Work to do ▸
Identify the lines that contain the string "Flow", then copy each of them.

[start Records for this task]

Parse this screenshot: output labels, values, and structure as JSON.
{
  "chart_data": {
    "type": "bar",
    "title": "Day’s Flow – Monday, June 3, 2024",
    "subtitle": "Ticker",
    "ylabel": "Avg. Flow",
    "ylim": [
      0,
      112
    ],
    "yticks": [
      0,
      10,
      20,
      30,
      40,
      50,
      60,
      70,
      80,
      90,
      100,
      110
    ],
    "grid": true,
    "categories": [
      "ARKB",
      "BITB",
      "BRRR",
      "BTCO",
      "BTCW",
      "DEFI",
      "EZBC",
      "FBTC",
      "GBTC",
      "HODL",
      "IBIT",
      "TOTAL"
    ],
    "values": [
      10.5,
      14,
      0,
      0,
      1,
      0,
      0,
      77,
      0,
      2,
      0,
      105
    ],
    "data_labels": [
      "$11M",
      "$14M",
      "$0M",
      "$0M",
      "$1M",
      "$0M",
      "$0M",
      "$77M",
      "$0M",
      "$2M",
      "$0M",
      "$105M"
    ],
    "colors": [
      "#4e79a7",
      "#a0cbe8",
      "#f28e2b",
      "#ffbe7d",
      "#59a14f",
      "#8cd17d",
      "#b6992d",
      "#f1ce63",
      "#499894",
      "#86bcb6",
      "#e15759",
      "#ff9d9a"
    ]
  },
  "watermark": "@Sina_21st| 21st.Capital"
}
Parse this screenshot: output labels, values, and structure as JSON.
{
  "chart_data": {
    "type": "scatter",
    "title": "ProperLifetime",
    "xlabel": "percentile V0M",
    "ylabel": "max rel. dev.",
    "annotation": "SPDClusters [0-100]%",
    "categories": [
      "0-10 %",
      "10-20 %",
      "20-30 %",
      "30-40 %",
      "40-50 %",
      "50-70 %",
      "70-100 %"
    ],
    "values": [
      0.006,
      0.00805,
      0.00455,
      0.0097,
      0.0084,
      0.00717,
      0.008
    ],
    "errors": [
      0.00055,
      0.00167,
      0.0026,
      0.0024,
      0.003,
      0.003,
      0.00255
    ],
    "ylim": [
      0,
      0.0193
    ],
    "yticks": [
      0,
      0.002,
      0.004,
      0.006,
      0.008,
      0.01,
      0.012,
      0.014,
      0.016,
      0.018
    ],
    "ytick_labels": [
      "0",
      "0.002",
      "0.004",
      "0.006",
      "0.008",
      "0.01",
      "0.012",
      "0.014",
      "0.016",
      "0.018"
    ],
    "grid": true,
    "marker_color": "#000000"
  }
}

[end Records for this task]

Task output ▸
    "title": "Day’s Flow – Monday, June 3, 2024",
    "ylabel": "Avg. Flow",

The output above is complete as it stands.